What you are asked to do:
Pick out the lines below with "text" and list them.

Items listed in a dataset
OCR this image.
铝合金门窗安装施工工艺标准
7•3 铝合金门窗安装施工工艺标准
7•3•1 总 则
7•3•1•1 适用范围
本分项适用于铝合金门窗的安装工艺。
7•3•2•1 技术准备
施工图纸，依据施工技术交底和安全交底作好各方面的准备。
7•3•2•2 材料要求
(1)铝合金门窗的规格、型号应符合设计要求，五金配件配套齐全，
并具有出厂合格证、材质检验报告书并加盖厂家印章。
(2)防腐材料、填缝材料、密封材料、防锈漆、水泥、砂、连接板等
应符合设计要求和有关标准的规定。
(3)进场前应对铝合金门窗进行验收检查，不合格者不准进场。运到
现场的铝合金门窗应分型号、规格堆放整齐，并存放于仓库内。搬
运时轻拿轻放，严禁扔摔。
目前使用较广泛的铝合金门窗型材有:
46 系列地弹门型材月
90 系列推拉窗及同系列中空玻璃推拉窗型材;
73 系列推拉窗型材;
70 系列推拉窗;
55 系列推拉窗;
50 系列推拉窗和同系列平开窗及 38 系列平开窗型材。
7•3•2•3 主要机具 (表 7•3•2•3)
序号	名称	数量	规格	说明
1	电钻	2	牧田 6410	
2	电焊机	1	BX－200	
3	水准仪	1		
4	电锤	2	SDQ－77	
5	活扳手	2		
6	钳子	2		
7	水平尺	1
* * *
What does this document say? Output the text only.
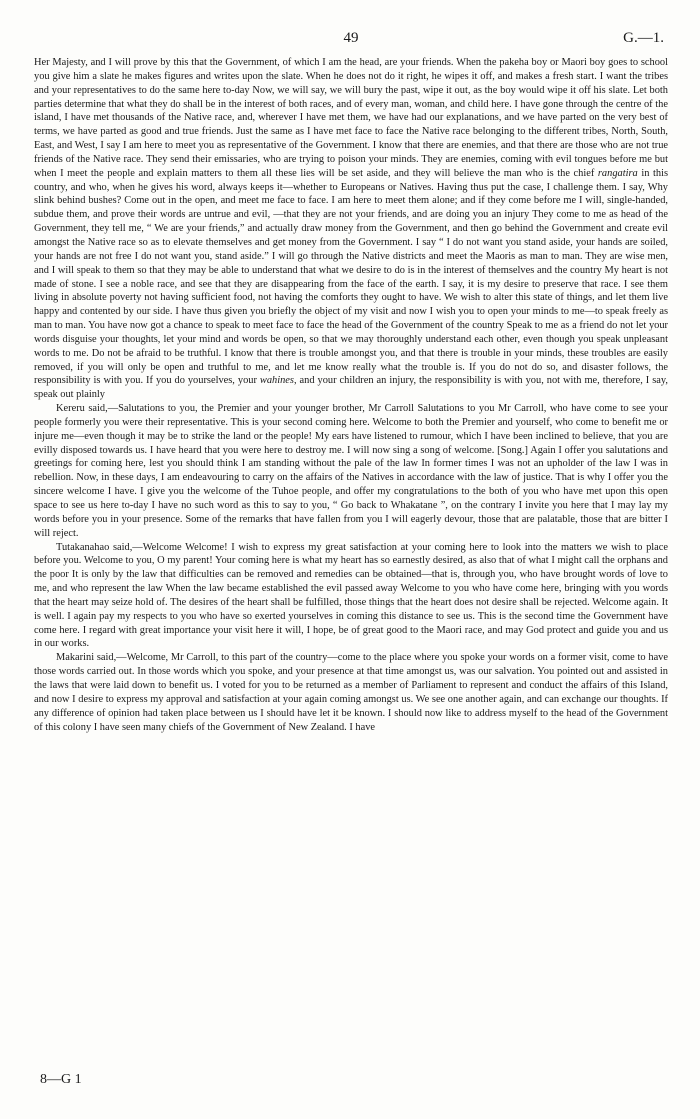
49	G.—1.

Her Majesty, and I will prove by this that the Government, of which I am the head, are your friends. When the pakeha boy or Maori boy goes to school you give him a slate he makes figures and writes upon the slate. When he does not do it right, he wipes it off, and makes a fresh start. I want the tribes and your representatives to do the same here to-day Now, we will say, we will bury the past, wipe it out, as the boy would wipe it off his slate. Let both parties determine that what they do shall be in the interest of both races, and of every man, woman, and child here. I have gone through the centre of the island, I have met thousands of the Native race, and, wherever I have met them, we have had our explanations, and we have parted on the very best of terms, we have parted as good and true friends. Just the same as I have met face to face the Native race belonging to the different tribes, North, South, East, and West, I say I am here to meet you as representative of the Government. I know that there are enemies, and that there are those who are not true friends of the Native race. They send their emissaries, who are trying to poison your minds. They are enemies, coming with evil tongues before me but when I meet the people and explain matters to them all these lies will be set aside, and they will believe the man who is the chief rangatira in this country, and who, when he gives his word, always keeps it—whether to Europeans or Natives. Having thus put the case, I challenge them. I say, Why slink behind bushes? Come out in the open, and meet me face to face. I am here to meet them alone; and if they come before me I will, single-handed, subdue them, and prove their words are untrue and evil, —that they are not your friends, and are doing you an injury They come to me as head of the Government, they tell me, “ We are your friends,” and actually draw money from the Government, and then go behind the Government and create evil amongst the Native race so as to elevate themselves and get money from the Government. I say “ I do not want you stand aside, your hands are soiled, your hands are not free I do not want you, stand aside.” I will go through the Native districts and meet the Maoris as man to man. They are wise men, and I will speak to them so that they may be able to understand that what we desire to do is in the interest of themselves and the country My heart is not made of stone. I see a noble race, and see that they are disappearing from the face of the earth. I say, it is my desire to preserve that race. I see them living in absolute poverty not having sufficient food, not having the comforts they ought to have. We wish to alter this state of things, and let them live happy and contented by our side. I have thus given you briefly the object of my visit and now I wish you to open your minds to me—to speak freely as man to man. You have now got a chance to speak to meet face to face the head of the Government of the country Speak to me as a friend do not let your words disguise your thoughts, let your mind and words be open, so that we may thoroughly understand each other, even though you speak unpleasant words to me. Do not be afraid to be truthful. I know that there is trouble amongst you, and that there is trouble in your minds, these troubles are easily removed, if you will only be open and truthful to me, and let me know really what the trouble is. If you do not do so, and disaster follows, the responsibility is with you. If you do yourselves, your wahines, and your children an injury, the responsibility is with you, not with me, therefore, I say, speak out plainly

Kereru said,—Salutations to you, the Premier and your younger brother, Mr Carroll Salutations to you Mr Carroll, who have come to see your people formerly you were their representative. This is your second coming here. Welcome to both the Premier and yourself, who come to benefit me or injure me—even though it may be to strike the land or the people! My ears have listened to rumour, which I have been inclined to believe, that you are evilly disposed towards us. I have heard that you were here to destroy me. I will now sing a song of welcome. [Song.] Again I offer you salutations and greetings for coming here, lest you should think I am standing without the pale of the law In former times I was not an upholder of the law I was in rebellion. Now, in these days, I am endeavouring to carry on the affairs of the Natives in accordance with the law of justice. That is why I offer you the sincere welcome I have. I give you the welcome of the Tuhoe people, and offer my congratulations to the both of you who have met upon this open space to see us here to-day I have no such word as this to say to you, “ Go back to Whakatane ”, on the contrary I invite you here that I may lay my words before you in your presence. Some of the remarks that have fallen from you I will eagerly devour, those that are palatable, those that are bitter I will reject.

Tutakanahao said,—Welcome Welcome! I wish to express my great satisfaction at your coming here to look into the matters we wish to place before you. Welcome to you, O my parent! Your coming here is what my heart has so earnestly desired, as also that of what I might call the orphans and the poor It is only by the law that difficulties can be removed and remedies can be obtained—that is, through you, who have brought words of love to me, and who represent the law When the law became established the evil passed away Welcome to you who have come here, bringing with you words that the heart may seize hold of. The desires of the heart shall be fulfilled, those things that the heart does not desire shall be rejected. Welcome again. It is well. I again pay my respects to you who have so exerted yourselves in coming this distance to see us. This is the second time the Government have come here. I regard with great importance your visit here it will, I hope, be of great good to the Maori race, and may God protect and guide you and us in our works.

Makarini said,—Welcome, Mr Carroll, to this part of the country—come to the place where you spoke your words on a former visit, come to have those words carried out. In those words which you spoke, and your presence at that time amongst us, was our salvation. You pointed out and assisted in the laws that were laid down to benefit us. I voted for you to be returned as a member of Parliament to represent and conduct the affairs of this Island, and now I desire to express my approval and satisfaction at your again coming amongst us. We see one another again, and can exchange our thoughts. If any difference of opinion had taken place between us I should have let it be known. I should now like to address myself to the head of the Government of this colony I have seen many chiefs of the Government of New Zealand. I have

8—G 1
* * *
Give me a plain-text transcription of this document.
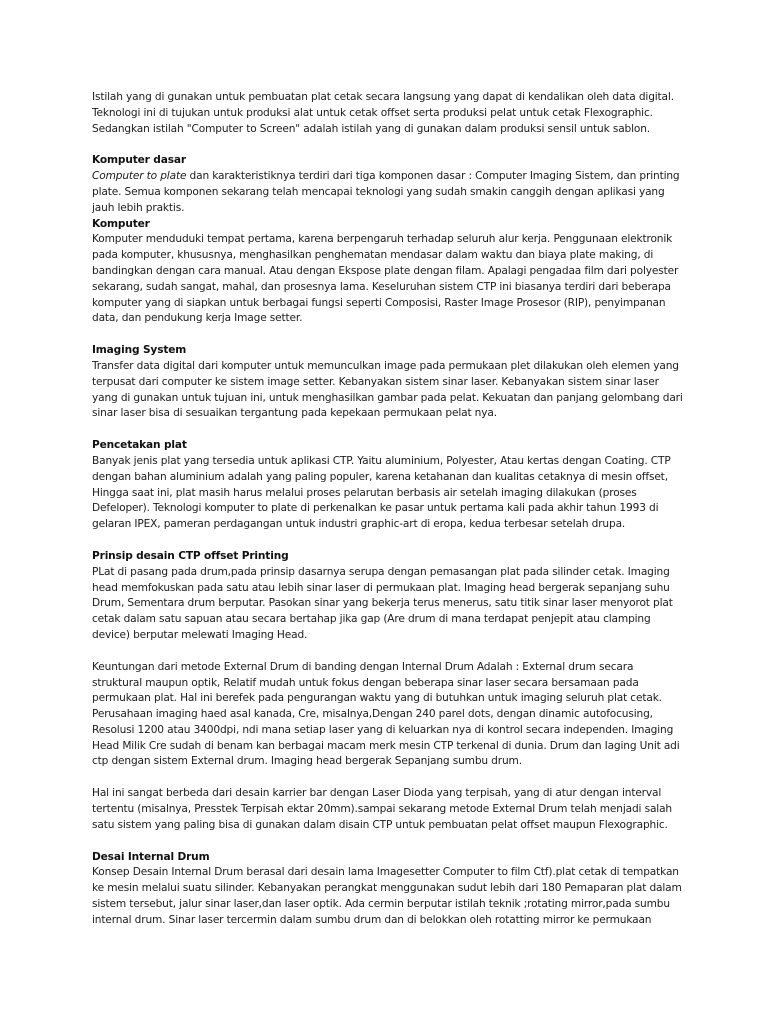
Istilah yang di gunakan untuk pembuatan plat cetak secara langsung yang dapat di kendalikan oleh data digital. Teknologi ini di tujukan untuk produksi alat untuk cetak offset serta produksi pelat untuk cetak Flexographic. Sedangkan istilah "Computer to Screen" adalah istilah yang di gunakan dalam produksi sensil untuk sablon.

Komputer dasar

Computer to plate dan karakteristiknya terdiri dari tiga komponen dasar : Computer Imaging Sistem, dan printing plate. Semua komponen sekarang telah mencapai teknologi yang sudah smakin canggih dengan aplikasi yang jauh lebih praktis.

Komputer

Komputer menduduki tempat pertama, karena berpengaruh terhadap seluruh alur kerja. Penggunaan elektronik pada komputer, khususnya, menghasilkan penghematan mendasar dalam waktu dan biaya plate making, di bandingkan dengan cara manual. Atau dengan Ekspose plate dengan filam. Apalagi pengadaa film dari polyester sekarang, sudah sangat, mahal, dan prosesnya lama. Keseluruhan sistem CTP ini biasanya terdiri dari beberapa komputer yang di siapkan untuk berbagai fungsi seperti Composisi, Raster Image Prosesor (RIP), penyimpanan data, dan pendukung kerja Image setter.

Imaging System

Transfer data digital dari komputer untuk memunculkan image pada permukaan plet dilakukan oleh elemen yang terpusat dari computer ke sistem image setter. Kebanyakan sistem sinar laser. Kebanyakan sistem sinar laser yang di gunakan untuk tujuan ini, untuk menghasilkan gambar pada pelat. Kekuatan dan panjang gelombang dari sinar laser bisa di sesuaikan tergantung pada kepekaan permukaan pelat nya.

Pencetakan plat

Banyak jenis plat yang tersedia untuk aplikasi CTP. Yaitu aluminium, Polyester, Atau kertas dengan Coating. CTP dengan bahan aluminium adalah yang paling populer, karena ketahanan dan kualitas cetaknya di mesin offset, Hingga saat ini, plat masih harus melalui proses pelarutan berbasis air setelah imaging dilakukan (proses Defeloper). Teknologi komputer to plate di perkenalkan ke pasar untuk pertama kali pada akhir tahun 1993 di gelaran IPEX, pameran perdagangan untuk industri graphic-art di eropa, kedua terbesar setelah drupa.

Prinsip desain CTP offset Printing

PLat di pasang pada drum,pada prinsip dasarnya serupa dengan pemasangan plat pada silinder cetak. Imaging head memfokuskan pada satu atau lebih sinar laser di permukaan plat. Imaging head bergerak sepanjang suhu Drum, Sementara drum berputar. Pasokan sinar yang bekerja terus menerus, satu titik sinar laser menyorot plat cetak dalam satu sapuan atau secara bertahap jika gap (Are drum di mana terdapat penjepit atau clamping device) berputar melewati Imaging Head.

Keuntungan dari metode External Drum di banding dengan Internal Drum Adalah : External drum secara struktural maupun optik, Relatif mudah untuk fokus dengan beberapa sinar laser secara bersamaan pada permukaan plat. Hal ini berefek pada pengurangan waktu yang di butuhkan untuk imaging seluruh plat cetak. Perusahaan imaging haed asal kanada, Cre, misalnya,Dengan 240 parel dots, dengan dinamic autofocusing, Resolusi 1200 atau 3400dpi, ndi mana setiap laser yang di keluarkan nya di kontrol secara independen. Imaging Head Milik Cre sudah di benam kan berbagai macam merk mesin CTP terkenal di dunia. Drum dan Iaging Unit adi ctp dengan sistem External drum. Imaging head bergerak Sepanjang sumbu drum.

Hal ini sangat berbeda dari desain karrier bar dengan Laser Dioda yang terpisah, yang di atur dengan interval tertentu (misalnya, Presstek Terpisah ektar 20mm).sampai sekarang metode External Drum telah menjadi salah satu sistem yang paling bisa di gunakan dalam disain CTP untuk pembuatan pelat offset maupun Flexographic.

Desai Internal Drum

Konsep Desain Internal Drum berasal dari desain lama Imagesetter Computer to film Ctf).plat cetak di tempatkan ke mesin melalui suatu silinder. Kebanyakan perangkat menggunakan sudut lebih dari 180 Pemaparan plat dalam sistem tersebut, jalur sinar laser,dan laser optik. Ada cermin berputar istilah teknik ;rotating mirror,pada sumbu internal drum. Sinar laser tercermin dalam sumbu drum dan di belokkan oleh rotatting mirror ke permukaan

Full solution:
What does this document say? Output the text only.
Give me a plain-text transcription of this document.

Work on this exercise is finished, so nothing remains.